start RECORDED DATA
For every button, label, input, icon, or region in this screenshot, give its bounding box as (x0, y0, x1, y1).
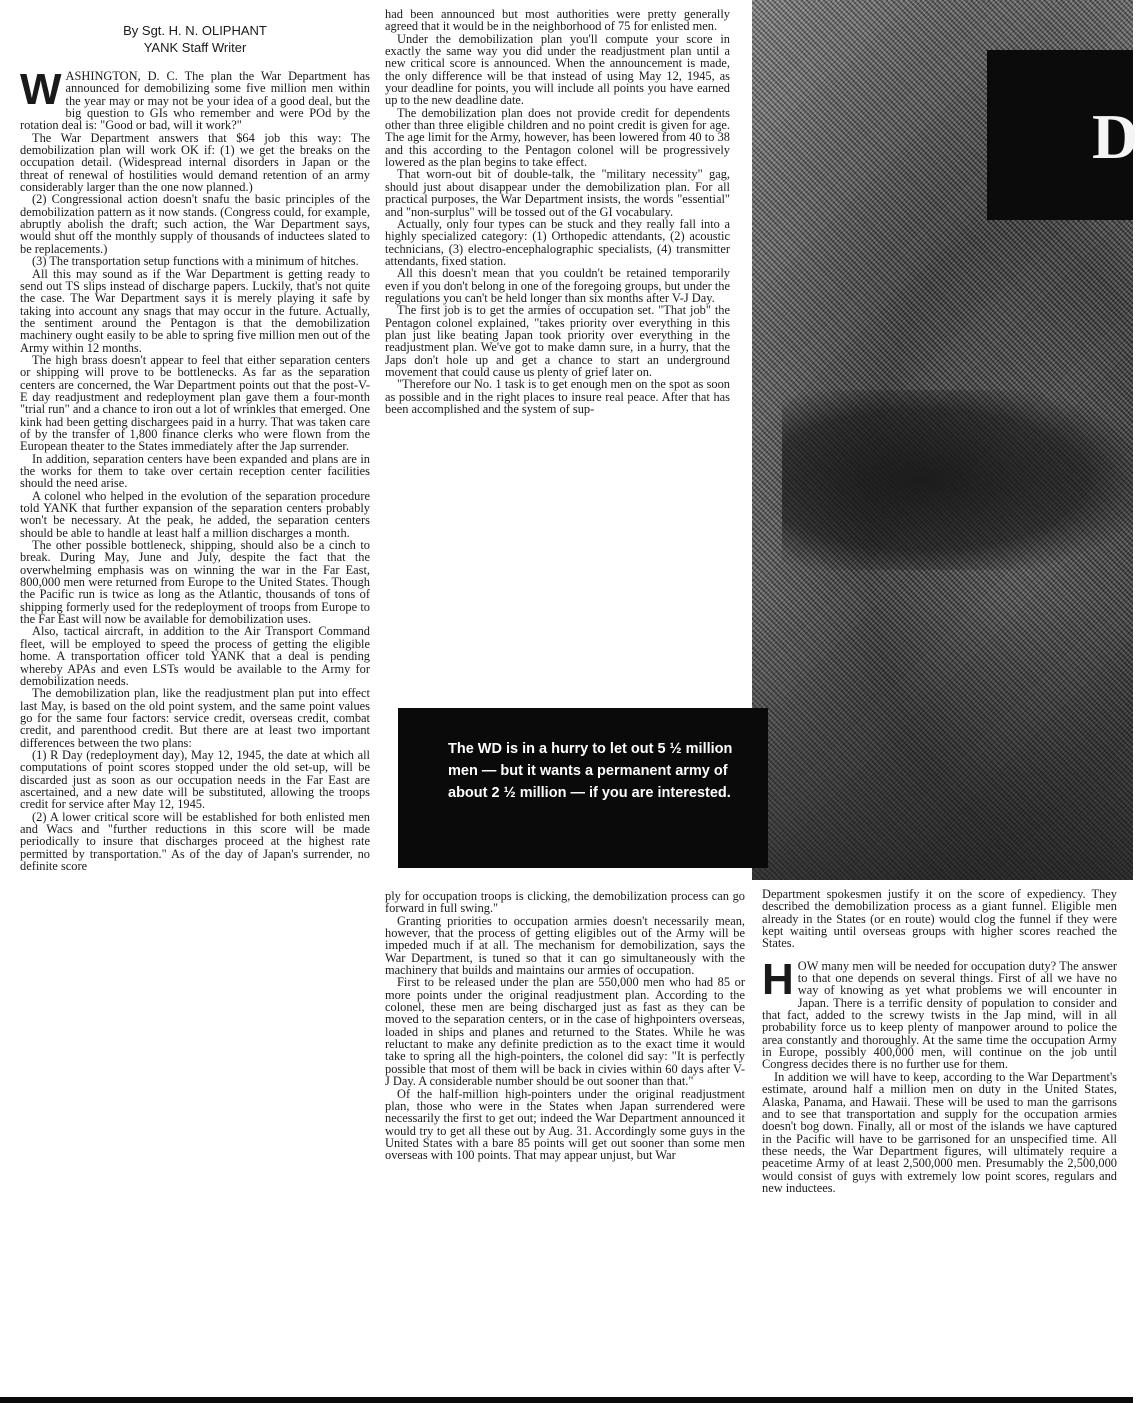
paragraph: Of the half-million high-pointers under the original readjustment plan, those who were in the States when Japan surrendered were necessarily the first to get out; indeed the War Department announced it would try to get all these out by Aug. 31. Accordingly some guys in the United States with a bare 85 points will get out sooner than some men overseas with 100 points. That may appear unjust, but War (385, 1086, 745, 1163)
article-photo (752, 0, 1138, 880)
article-column-1 (20, 65, 370, 1400)
paragraph: In addition we will have to keep, according to the War Department's estimate, around half a million men on duty in the United States, Alaska, Panama, and Hawaii. These will be used to man the garrisons and to see that transportation and supply for the occupation armies doesn't bog down. Finally, all or most of the islands we have captured in the Pacific will have to be garrisoned for an unspecified time. All these needs, the War Department figures, will ultimately require a peacetime Army of at least 2,500,000 men. Presumably the 2,500,000 would consist of guys with extremely low point scores, regulars and new inductees. (762, 1069, 1117, 1195)
paragraph: (2) Congressional action doesn't snafu the basic principles of the demobilization pattern as it now stands. (Congress could, for example, abruptly abolish the draft; such action, the War Department says, would shut off the monthly supply of thousands of inductees slated to be replacements.) (20, 192, 370, 256)
photo-sign-letter: D (1092, 101, 1138, 172)
paragraph: The demobilization plan, like the readjustment plan put into effect last May, is based on the old point system, and the same point values go for the same four factors: service credit, overseas credit, combat credit, and parenthood credit. But there are at least two important differences between the two plans: (20, 686, 370, 750)
paragraph: The other possible bottleneck, shipping, should also be a cinch to break. During May, June and July, despite the fact that the overwhelming emphasis was on winning the war in the Far East, 800,000 men were returned from Europe to the United States. Though the Pacific run is twice as long as the Atlantic, thousands of tons of shipping formerly used for the redeployment of troops from Europe to the Far East will now be available for demobilization uses. (20, 538, 370, 627)
article-column-4 (762, 888, 1117, 1396)
byline (20, 22, 370, 56)
author-role: YANK Staff Writer (143, 40, 247, 55)
paragraph: (1) R Day (redeployment day), May 12, 1945, the date at which all computations of point scores stopped under the old set-up, will be discarded just as soon as our occupation needs in the Far East are ascertained, and a new date will be substituted, allowing the troops credit for service after May 12, 1945. (20, 747, 370, 812)
drop-cap-w: W (20, 65, 62, 114)
photo-shadow (752, 600, 1133, 880)
paragraph: In addition, separation centers have been expanded and plans are in the works for them to take over certain reception center facilities should the need arise. (20, 451, 370, 491)
paragraph: First to be released under the plan are 550,000 men who had 85 or more points under the original readjustment plan. According to the colonel, these men are being discharged just as fast as they can be moved to the separation centers, or in the case of highpointers overseas, loaded in ships and planes and returned to the States. While he was reluctant to make any definite prediction as to the exact time it would take to spring all the high-pointers, the colonel did say: "It is perfectly possible that most of them will be back in civies within 60 days after V-J Day. A considerable number should be out sooner than that." (385, 975, 745, 1089)
paragraph: Granting priorities to occupation armies doesn't necessarily mean, however, that the process of getting eligibles out of the Army will be impeded much if at all. The mechanism for demobilization, says the War Department, is tuned so that it can go simultaneously with the machinery that builds and maintains our armies of occupation. (385, 913, 745, 978)
paragraph: had been announced but most authorities were pretty generally agreed that it would be in the neighborhood of 75 for enlisted men. (385, 7, 730, 34)
bottom-rule (0, 1397, 1133, 1403)
paragraph: The demobilization plan does not provide credit for dependents other than three eligible children and no point credit is given for age. The age limit for the Army, however, has been lowered from 40 to 38 and this according to the Pentagon colonel will be progressively lowered as the plan begins to take effect. (385, 105, 730, 170)
paragraph: Department spokesmen justify it on the score of expediency. They described the demobilization process as a giant funnel. Eligible men already in the States (or en route) would clog the funnel if they were kept waiting until overseas groups with higher scores reached the States. (762, 887, 1117, 951)
paragraph: The high brass doesn't appear to feel that either separation centers or shipping will prove to be bottlenecks. As far as the separation centers are concerned, the War Department points out that the post-V-E day readjustment and redeployment plan gave them a four-month "trial run" and a chance to iron out a lot of wrinkles that emerged. One kink had been getting dischargees paid in a hurry. That was taken care of by the transfer of 1,800 finance clerks who were flown from the European theater to the States immediately after the Jap surrender. (20, 352, 370, 454)
paragraph: That worn-out bit of double-talk, the "military necessity" gag, should just about disappear under the demobilization plan. For all practical purposes, the War Department insists, the words "essential" and "non-surplus" will be tossed out of the GI vocabulary. (385, 167, 730, 219)
paragraph: The War Department answers that $64 job this way: The demobilization plan will work OK if: (1) we get the breaks on the occupation detail. (Widespread internal disorders in Japan or the threat of renewal of hostilities would demand retention of an army considerably larger than the one now planned.) (20, 130, 370, 195)
paragraph: (3) The transportation setup functions with a minimum of hitches. (32, 254, 359, 269)
caption-box (398, 708, 768, 868)
caption-text: The WD is in a hurry to let out 5 ½ million men — but it wants a permanent army of about 2 ½ million — if you are interested. (448, 741, 733, 801)
paragraph: Also, tactical aircraft, in addition to the Air Transport Command fleet, will be employed to speed the process of getting the eligible home. A transportation officer told YANK that a deal is pending whereby APAs and even LSTs would be available to the Army for demobilization needs. (20, 624, 370, 688)
photo-shadow (782, 390, 1133, 570)
paragraph: OW many men will be needed for occupation duty? The answer to that one depends on several things. First of all we have no way of knowing as yet what problems we will encounter in Japan. There is a terrific density of population to consider and that fact, added to the screwy twists in the Jap mind, will in all probability force us to keep plenty of manpower around to police the area constantly and thoroughly. At the same time the occupation Army in Europe, possibly 400,000 men, will continue on the job until Congress decides there is no further use for them. (762, 958, 1117, 1072)
paragraph: (2) A lower critical score will be established for both enlisted men and Wacs and "further reductions in this score will be made periodically to insure that discharges proceed at the highest rate permitted by transportation." As of the day of Japan's surrender, no definite score (20, 809, 370, 873)
paragraph: All this doesn't mean that you couldn't be retained temporarily even if you don't belong in one of the foregoing groups, but under the regulations you can't be held longer than six months after V-J Day. (385, 266, 730, 305)
paragraph: The first job is to get the armies of occupation set. "That job" the Pentagon colonel explained, "takes priority over everything in this plan just like beating Japan took priority over everything in the readjustment plan. We've got to make damn sure, in a hurry, that the Japs don't hole up and get a chance to start an underground movement that could cause us plenty of grief later on. (385, 303, 730, 379)
paragraph: Under the demobilization plan you'll compute your score in exactly the same way you did under the readjustment plan until a new critical score is announced. When the announcement is made, the only difference will be that instead of using May 12, 1945, as your deadline for points, you will include all points you have earned up to the new deadline date. (385, 31, 730, 108)
drop-cap-h: H (762, 954, 794, 1004)
article-column-2 (385, 8, 730, 698)
paragraph: ASHINGTON, D. C. The plan the War Department has announced for demobilizing some five million men within the year may or may not be your idea of a good deal, but the big question to GIs who remember and were POd by the rotation deal is: "Good or bad, will it work?" (20, 69, 370, 133)
article-column-3 (385, 890, 745, 1395)
paragraph: Actually, only four types can be stuck and they really fall into a highly specialized category: (1) Orthopedic attendants, (2) acoustic technicians, (3) electro-encephalographic specialists, (4) transmitter attendants, fixed station. (385, 216, 730, 268)
author-name: By Sgt. H. N. OLIPHANT (123, 23, 267, 38)
paragraph: A colonel who helped in the evolution of the separation procedure told YANK that further expansion of the separation centers probably won't be necessary. At the peak, he added, the separation centers should be able to handle at least half a million discharges a month. (20, 488, 370, 540)
photo-sign (987, 50, 1138, 220)
paragraph: ply for occupation troops is clicking, the demobilization process can go forward in full swing." (385, 889, 745, 916)
paragraph: "Therefore our No. 1 task is to get enough men on the spot as soon as possible and in the right places to insure real peace. After that has been accomplished and the system of sup- (385, 377, 730, 416)
paragraph: All this may sound as if the War Department is getting ready to send out TS slips instead of discharge papers. Luckily, that's not quite the case. The War Department says it is merely playing it safe by taking into account any snags that may occur in the future. Actually, the sentiment around the Pentagon is that the demobilization machinery ought easily to be able to spring five million men out of the Army within 12 months. (20, 266, 370, 355)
end RECORDED DATA
Could you copy out the listing above from the line with "paragraph: Of the" up to and including the line with "article-column-1 (20, 65, 370, 1400)", character for character?

**EXPECTED ANSWER:**
paragraph: Of the half-million high-pointers under the original readjustment plan, those who were in the States when Japan surrendered were necessarily the first to get out; indeed the War Department announced it would try to get all these out by Aug. 31. Accordingly some guys in the United States with a bare 85 points will get out sooner than some men overseas with 100 points. That may appear unjust, but War (385, 1086, 745, 1163)
article-photo (752, 0, 1138, 880)
article-column-1 (20, 65, 370, 1400)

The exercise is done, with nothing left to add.